Show all lines from the listing below that contain "代表中国先进文化的前进方向".

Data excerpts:
------------------------------------

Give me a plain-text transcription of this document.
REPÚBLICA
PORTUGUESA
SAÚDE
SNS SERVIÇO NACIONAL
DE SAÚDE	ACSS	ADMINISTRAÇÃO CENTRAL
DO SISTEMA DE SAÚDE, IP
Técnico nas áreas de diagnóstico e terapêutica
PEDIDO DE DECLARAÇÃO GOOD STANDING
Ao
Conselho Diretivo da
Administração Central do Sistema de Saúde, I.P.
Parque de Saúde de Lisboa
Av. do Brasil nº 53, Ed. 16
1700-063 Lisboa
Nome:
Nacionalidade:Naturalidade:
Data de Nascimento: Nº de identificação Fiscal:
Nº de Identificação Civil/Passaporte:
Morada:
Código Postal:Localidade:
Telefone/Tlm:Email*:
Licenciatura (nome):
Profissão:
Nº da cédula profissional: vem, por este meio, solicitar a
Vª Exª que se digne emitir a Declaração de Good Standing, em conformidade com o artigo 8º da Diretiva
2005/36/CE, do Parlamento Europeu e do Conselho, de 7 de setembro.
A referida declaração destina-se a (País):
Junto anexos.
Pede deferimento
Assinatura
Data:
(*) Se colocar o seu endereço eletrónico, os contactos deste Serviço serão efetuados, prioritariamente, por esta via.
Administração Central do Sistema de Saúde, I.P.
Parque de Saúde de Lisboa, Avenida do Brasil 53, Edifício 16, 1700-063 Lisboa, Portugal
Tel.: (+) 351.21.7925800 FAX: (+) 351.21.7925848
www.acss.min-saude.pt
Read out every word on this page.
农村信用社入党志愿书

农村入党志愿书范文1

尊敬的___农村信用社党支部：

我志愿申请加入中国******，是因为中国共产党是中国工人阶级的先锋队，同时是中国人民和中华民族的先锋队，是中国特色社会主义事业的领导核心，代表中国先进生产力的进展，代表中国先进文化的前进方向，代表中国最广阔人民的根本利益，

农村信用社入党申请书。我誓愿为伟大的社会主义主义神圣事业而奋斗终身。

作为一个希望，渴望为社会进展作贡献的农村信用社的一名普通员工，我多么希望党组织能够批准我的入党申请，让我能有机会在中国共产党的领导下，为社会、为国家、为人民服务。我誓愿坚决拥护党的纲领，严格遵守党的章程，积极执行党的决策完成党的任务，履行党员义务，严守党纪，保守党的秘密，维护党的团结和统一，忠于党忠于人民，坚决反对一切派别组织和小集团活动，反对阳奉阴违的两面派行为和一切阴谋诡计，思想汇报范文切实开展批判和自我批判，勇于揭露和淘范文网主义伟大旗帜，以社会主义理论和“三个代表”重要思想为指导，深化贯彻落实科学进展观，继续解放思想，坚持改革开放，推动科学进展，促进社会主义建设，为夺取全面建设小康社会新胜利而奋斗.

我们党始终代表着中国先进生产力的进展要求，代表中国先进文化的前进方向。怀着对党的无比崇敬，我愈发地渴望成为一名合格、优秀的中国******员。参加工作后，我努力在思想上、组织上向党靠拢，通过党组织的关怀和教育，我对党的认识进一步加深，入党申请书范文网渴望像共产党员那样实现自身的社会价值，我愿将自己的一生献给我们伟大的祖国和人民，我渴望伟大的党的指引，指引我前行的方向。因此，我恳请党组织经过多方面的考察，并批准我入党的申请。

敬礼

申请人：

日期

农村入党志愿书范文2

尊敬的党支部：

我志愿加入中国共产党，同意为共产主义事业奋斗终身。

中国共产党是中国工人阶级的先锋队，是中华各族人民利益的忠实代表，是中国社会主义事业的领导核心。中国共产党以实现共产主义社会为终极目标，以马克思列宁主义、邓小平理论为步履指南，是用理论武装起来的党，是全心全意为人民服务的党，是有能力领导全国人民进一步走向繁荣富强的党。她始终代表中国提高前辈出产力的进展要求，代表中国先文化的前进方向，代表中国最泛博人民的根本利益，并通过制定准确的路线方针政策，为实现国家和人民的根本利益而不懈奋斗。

------------------------------------

Task result:
我志愿申请加入中国******，是因为中国共产党是中国工人阶级的先锋队，同时是中国人民和中华民族的先锋队，是中国特色社会主义事业的领导核心，代表中国先进生产力的进展，代表中国先进文化的前进方向，代表中国最广阔人民的根本利益，
我们党始终代表着中国先进生产力的进展要求，代表中国先进文化的前进方向。怀着对党的无比崇敬，我愈发地渴望成为一名合格、优秀的中国******员。参加工作后，我努力在思想上、组织上向党靠拢，通过党组织的关怀和教育，我对党的认识进一步加深，入党申请书范文网渴望像共产党员那样实现自身的社会价值，我愿将自己的一生献给我们伟大的祖国和人民，我渴望伟大的党的指引，指引我前行的方向。因此，我恳请党组织经过多方面的考察，并批准我入党的申请。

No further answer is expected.